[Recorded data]

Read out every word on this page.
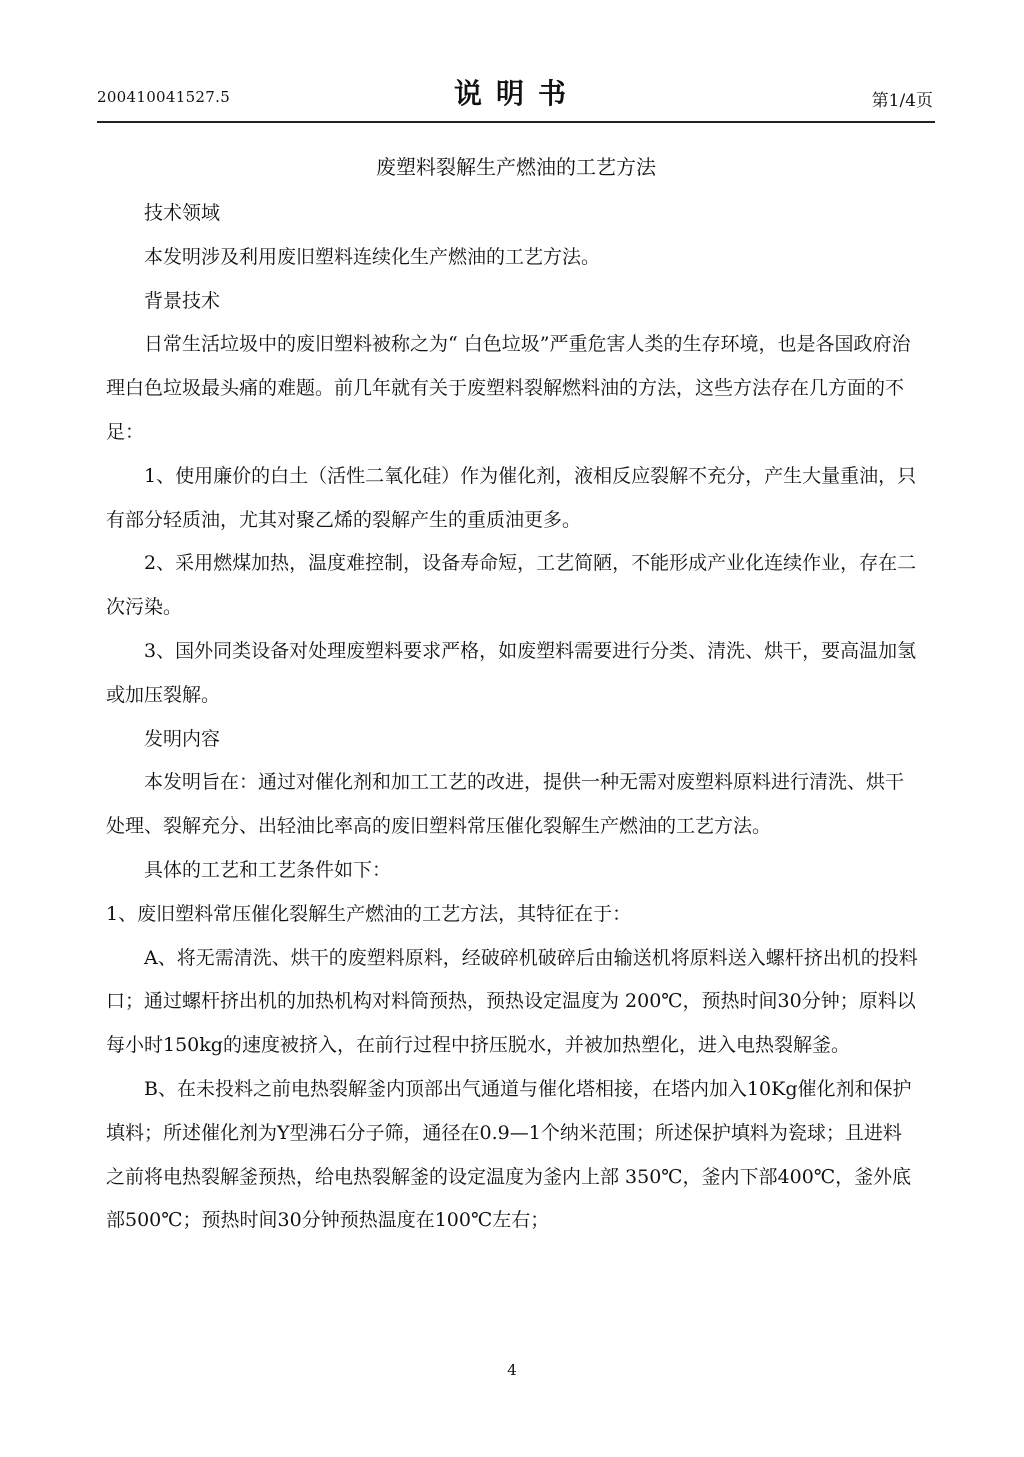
200410041527.5	说明书	第1/4页
废塑料裂解生产燃油的工艺方法

技术领域

本发明涉及利用废旧塑料连续化生产燃油的工艺方法。

背景技术

日常生活垃圾中的废旧塑料被称之为“ 白色垃圾”严重危害人类的生存环境，也是各国政府治理白色垃圾最头痛的难题。前几年就有关于废塑料裂解燃料油的方法，这些方法存在几方面的不足：

1、使用廉价的白土（活性二氧化硅）作为催化剂，液相反应裂解不充分，产生大量重油，只有部分轻质油，尤其对聚乙烯的裂解产生的重质油更多。

2、采用燃煤加热，温度难控制，设备寿命短，工艺简陋，不能形成产业化连续作业，存在二次污染。

3、国外同类设备对处理废塑料要求严格，如废塑料需要进行分类、清洗、烘干，要高温加氢或加压裂解。

发明内容

本发明旨在：通过对催化剂和加工工艺的改进，提供一种无需对废塑料原料进行清洗、烘干处理、裂解充分、出轻油比率高的废旧塑料常压催化裂解生产燃油的工艺方法。

具体的工艺和工艺条件如下：

1、废旧塑料常压催化裂解生产燃油的工艺方法，其特征在于：

A、将无需清洗、烘干的废塑料原料，经破碎机破碎后由输送机将原料送入螺杆挤出机的投料口；通过螺杆挤出机的加热机构对料筒预热，预热设定温度为 200℃，预热时间30分钟；原料以每小时150kg的速度被挤入，在前行过程中挤压脱水，并被加热塑化，进入电热裂解釜。

B、在未投料之前电热裂解釜内顶部出气通道与催化塔相接，在塔内加入10Kg催化剂和保护填料；所述催化剂为Y型沸石分子筛，通径在0.9—1个纳米范围；所述保护填料为瓷球；且进料之前将电热裂解釜预热，给电热裂解釜的设定温度为釜内上部 350℃，釜内下部400℃，釜外底部500℃；预热时间30分钟预热温度在100℃左右；

4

### Objective
Quote every record above exactly, leaving out any pictures.

### Answer below
Read out every word on this page.
200410041527.5	说明书	第1/4页
废塑料裂解生产燃油的工艺方法

技术领域

本发明涉及利用废旧塑料连续化生产燃油的工艺方法。

背景技术

日常生活垃圾中的废旧塑料被称之为“ 白色垃圾”严重危害人类的生存环境，也是各国政府治理白色垃圾最头痛的难题。前几年就有关于废塑料裂解燃料油的方法，这些方法存在几方面的不足：

1、使用廉价的白土（活性二氧化硅）作为催化剂，液相反应裂解不充分，产生大量重油，只有部分轻质油，尤其对聚乙烯的裂解产生的重质油更多。

2、采用燃煤加热，温度难控制，设备寿命短，工艺简陋，不能形成产业化连续作业，存在二次污染。

3、国外同类设备对处理废塑料要求严格，如废塑料需要进行分类、清洗、烘干，要高温加氢或加压裂解。

发明内容

本发明旨在：通过对催化剂和加工工艺的改进，提供一种无需对废塑料原料进行清洗、烘干处理、裂解充分、出轻油比率高的废旧塑料常压催化裂解生产燃油的工艺方法。

具体的工艺和工艺条件如下：

1、废旧塑料常压催化裂解生产燃油的工艺方法，其特征在于：

A、将无需清洗、烘干的废塑料原料，经破碎机破碎后由输送机将原料送入螺杆挤出机的投料口；通过螺杆挤出机的加热机构对料筒预热，预热设定温度为 200℃，预热时间30分钟；原料以每小时150kg的速度被挤入，在前行过程中挤压脱水，并被加热塑化，进入电热裂解釜。

B、在未投料之前电热裂解釜内顶部出气通道与催化塔相接，在塔内加入10Kg催化剂和保护填料；所述催化剂为Y型沸石分子筛，通径在0.9—1个纳米范围；所述保护填料为瓷球；且进料之前将电热裂解釜预热，给电热裂解釜的设定温度为釜内上部 350℃，釜内下部400℃，釜外底部500℃；预热时间30分钟预热温度在100℃左右；

4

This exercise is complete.